[PROBLEM TO SOLVE]
The answer must consist of the records below, repeated exactly.

Figure content listings
· · · · · · ·
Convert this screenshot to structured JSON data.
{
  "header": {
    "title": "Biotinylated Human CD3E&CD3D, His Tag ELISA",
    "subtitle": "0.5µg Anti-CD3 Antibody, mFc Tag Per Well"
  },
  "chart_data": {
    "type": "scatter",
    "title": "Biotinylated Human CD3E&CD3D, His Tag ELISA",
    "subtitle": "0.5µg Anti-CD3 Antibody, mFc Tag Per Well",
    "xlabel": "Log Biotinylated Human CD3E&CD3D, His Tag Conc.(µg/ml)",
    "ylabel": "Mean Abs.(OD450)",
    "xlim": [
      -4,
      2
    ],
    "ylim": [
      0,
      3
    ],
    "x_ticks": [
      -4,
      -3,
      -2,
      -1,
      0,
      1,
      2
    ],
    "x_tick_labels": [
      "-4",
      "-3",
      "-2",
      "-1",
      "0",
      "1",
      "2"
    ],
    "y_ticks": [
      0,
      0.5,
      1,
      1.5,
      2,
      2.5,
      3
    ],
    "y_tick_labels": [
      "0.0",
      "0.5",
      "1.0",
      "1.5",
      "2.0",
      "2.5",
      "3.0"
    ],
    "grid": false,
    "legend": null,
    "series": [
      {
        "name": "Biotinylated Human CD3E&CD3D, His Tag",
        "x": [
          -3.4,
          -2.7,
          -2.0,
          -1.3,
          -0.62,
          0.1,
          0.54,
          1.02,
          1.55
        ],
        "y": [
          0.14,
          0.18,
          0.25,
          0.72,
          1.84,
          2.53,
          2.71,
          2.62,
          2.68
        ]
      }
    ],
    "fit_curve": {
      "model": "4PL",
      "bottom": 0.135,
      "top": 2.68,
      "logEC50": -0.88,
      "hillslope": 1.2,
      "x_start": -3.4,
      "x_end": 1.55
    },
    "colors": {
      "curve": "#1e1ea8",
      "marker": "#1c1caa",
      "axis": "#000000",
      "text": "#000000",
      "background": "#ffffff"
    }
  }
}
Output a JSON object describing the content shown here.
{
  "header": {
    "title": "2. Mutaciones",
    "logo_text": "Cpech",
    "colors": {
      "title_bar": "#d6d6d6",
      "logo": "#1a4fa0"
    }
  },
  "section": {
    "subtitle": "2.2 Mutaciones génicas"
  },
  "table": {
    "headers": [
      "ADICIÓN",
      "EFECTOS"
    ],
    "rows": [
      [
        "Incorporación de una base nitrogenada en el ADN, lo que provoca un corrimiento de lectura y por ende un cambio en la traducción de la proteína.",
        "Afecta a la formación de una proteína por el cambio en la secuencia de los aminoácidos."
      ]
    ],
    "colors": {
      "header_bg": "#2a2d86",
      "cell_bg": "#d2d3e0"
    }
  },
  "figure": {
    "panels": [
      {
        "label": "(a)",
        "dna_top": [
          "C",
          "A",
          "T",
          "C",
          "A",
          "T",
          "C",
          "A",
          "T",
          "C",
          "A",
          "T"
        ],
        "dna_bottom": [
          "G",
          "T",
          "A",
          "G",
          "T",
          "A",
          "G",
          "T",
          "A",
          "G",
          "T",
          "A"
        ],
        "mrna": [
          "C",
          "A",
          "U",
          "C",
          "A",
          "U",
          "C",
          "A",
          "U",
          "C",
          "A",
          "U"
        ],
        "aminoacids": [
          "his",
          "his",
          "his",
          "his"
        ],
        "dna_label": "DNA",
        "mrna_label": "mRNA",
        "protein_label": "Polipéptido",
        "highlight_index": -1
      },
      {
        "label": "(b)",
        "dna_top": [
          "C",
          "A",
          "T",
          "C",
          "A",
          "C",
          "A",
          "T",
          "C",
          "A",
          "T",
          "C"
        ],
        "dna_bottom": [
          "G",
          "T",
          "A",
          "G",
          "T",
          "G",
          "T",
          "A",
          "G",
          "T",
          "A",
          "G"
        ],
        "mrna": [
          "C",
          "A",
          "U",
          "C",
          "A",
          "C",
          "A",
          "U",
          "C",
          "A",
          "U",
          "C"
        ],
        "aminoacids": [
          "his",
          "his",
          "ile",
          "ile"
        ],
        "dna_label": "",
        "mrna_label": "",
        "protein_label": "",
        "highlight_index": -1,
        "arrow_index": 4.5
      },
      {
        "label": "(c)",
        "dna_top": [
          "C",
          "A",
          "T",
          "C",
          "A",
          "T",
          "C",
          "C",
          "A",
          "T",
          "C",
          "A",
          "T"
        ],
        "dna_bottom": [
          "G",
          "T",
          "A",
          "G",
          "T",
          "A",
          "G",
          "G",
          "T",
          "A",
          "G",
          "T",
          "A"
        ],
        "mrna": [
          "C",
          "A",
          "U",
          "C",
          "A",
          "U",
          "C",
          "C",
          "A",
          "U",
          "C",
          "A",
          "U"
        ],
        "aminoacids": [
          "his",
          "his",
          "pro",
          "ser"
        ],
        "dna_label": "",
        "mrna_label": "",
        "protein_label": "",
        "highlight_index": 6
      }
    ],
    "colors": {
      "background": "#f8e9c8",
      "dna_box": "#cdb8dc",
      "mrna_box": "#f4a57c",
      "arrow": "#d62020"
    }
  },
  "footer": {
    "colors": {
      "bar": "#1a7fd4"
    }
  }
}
· · · · · · ·
[ANSWER AREA]
Convert this screenshot to structured JSON data.
{
  "header": {
    "title": "Biotinylated Human CD3E&CD3D, His Tag ELISA",
    "subtitle": "0.5µg Anti-CD3 Antibody, mFc Tag Per Well"
  },
  "chart_data": {
    "type": "scatter",
    "title": "Biotinylated Human CD3E&CD3D, His Tag ELISA",
    "subtitle": "0.5µg Anti-CD3 Antibody, mFc Tag Per Well",
    "xlabel": "Log Biotinylated Human CD3E&CD3D, His Tag Conc.(µg/ml)",
    "ylabel": "Mean Abs.(OD450)",
    "xlim": [
      -4,
      2
    ],
    "ylim": [
      0,
      3
    ],
    "x_ticks": [
      -4,
      -3,
      -2,
      -1,
      0,
      1,
      2
    ],
    "x_tick_labels": [
      "-4",
      "-3",
      "-2",
      "-1",
      "0",
      "1",
      "2"
    ],
    "y_ticks": [
      0,
      0.5,
      1,
      1.5,
      2,
      2.5,
      3
    ],
    "y_tick_labels": [
      "0.0",
      "0.5",
      "1.0",
      "1.5",
      "2.0",
      "2.5",
      "3.0"
    ],
    "grid": false,
    "legend": null,
    "series": [
      {
        "name": "Biotinylated Human CD3E&CD3D, His Tag",
        "x": [
          -3.4,
          -2.7,
          -2.0,
          -1.3,
          -0.62,
          0.1,
          0.54,
          1.02,
          1.55
        ],
        "y": [
          0.14,
          0.18,
          0.25,
          0.72,
          1.84,
          2.53,
          2.71,
          2.62,
          2.68
        ]
      }
    ],
    "fit_curve": {
      "model": "4PL",
      "bottom": 0.135,
      "top": 2.68,
      "logEC50": -0.88,
      "hillslope": 1.2,
      "x_start": -3.4,
      "x_end": 1.55
    },
    "colors": {
      "curve": "#1e1ea8",
      "marker": "#1c1caa",
      "axis": "#000000",
      "text": "#000000",
      "background": "#ffffff"
    }
  }
}
Output a JSON object describing the content shown here.
{
  "header": {
    "title": "2. Mutaciones",
    "logo_text": "Cpech",
    "colors": {
      "title_bar": "#d6d6d6",
      "logo": "#1a4fa0"
    }
  },
  "section": {
    "subtitle": "2.2 Mutaciones génicas"
  },
  "table": {
    "headers": [
      "ADICIÓN",
      "EFECTOS"
    ],
    "rows": [
      [
        "Incorporación de una base nitrogenada en el ADN, lo que provoca un corrimiento de lectura y por ende un cambio en la traducción de la proteína.",
        "Afecta a la formación de una proteína por el cambio en la secuencia de los aminoácidos."
      ]
    ],
    "colors": {
      "header_bg": "#2a2d86",
      "cell_bg": "#d2d3e0"
    }
  },
  "figure": {
    "panels": [
      {
        "label": "(a)",
        "dna_top": [
          "C",
          "A",
          "T",
          "C",
          "A",
          "T",
          "C",
          "A",
          "T",
          "C",
          "A",
          "T"
        ],
        "dna_bottom": [
          "G",
          "T",
          "A",
          "G",
          "T",
          "A",
          "G",
          "T",
          "A",
          "G",
          "T",
          "A"
        ],
        "mrna": [
          "C",
          "A",
          "U",
          "C",
          "A",
          "U",
          "C",
          "A",
          "U",
          "C",
          "A",
          "U"
        ],
        "aminoacids": [
          "his",
          "his",
          "his",
          "his"
        ],
        "dna_label": "DNA",
        "mrna_label": "mRNA",
        "protein_label": "Polipéptido",
        "highlight_index": -1
      },
      {
        "label": "(b)",
        "dna_top": [
          "C",
          "A",
          "T",
          "C",
          "A",
          "C",
          "A",
          "T",
          "C",
          "A",
          "T",
          "C"
        ],
        "dna_bottom": [
          "G",
          "T",
          "A",
          "G",
          "T",
          "G",
          "T",
          "A",
          "G",
          "T",
          "A",
          "G"
        ],
        "mrna": [
          "C",
          "A",
          "U",
          "C",
          "A",
          "C",
          "A",
          "U",
          "C",
          "A",
          "U",
          "C"
        ],
        "aminoacids": [
          "his",
          "his",
          "ile",
          "ile"
        ],
        "dna_label": "",
        "mrna_label": "",
        "protein_label": "",
        "highlight_index": -1,
        "arrow_index": 4.5
      },
      {
        "label": "(c)",
        "dna_top": [
          "C",
          "A",
          "T",
          "C",
          "A",
          "T",
          "C",
          "C",
          "A",
          "T",
          "C",
          "A",
          "T"
        ],
        "dna_bottom": [
          "G",
          "T",
          "A",
          "G",
          "T",
          "A",
          "G",
          "G",
          "T",
          "A",
          "G",
          "T",
          "A"
        ],
        "mrna": [
          "C",
          "A",
          "U",
          "C",
          "A",
          "U",
          "C",
          "C",
          "A",
          "U",
          "C",
          "A",
          "U"
        ],
        "aminoacids": [
          "his",
          "his",
          "pro",
          "ser"
        ],
        "dna_label": "",
        "mrna_label": "",
        "protein_label": "",
        "highlight_index": 6
      }
    ],
    "colors": {
      "background": "#f8e9c8",
      "dna_box": "#cdb8dc",
      "mrna_box": "#f4a57c",
      "arrow": "#d62020"
    }
  },
  "footer": {
    "colors": {
      "bar": "#1a7fd4"
    }
  }
}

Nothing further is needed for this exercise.